▸ **Exercise**:
In the records that follow, show each line where the word "JSON" is present.

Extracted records

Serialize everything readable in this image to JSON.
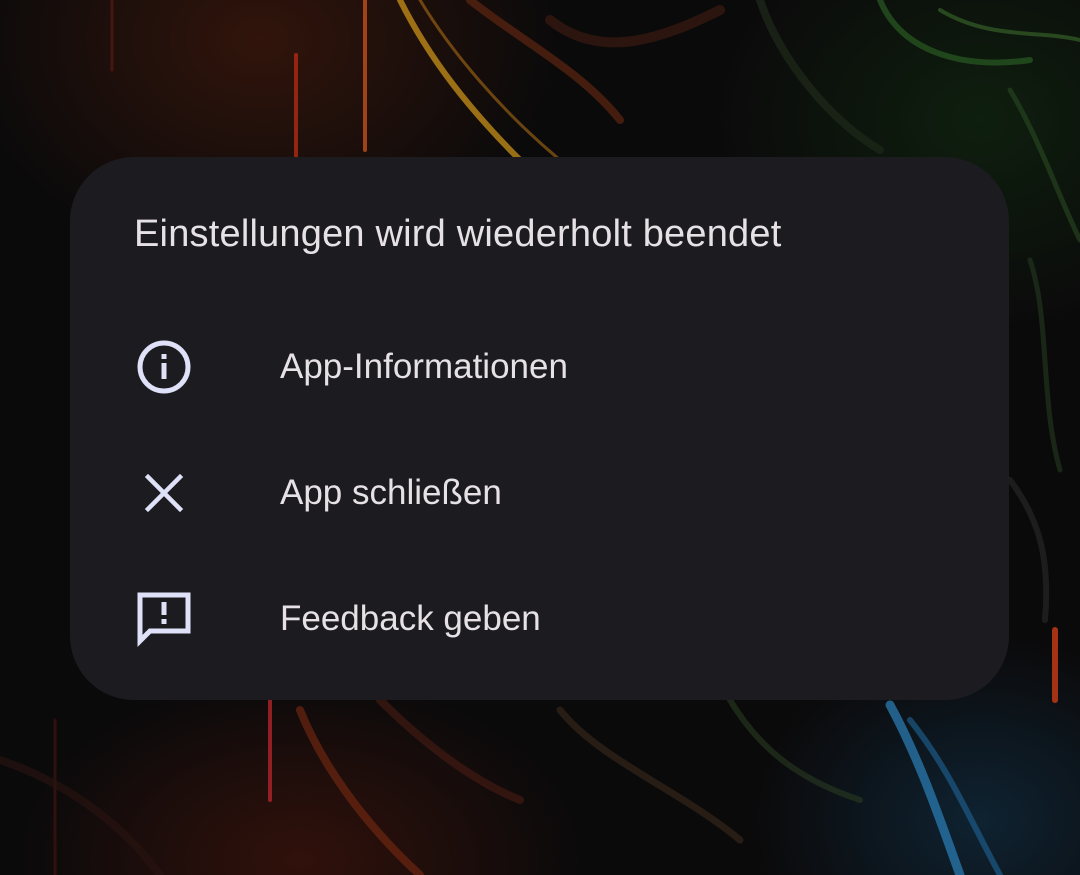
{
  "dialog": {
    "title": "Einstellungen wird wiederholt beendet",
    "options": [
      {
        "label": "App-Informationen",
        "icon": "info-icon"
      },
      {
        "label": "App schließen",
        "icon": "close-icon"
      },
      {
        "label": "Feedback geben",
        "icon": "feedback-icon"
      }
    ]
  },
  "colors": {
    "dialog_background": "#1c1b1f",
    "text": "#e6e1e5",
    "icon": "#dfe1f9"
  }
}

--

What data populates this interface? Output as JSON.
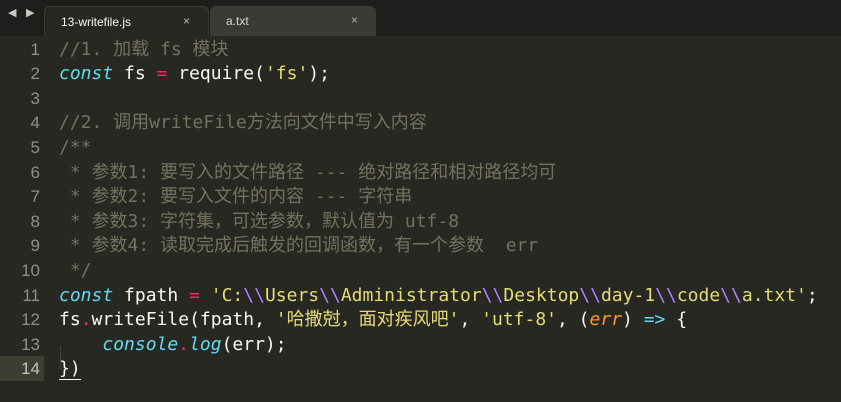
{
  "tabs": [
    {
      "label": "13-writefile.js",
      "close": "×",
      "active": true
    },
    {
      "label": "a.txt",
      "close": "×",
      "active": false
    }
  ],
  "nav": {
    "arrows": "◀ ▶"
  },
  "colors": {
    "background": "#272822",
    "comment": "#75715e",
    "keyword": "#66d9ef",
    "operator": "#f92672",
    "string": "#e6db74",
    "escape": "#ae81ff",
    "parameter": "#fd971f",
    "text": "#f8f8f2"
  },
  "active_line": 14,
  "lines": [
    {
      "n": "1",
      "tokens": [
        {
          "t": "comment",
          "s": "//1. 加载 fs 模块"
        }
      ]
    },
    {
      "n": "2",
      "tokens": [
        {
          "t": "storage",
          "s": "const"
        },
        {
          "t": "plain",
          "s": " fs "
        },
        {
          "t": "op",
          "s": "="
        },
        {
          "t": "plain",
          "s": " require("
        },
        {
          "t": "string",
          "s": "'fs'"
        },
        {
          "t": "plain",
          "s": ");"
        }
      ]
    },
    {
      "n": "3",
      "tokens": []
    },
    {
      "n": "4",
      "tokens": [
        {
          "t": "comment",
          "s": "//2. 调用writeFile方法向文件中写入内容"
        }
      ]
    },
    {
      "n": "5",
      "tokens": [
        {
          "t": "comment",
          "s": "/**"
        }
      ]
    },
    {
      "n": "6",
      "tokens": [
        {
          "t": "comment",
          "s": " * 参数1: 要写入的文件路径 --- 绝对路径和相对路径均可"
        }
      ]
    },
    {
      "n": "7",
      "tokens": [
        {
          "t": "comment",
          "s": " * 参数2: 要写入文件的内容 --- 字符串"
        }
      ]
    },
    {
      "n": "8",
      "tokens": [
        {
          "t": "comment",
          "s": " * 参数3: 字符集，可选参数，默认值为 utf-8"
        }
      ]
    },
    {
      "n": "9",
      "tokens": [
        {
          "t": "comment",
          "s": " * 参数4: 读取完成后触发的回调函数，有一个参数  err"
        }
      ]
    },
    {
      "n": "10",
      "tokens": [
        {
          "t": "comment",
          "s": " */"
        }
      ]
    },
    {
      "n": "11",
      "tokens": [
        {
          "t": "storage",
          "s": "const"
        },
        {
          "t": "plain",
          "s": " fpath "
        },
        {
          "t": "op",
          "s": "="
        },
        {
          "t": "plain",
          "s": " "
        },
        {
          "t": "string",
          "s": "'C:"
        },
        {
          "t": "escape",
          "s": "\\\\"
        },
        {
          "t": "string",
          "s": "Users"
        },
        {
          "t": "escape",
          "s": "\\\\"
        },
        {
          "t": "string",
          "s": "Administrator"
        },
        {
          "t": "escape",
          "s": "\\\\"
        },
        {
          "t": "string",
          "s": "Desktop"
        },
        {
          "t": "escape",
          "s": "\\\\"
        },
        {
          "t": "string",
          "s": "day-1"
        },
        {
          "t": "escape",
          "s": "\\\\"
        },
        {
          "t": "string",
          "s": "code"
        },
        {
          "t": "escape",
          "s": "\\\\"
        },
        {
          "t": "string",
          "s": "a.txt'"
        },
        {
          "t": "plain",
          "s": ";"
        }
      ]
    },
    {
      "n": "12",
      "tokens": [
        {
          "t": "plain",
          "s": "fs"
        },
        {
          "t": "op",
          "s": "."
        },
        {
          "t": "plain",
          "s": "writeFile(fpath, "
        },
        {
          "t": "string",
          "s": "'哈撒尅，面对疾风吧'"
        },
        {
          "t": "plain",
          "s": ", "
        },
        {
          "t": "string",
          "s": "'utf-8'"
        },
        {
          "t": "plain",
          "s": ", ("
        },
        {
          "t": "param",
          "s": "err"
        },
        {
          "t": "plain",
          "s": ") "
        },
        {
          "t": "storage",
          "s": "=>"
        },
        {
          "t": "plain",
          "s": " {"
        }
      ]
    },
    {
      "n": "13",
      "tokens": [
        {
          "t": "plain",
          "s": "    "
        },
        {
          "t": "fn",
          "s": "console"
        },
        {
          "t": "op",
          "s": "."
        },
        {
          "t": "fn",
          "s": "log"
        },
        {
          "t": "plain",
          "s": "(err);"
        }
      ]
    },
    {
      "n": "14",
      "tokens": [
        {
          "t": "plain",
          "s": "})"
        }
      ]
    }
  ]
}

▸ **Exercise solution**:
Serialize everything readable in this image to JSON.
What data populates this interface? Output as JSON.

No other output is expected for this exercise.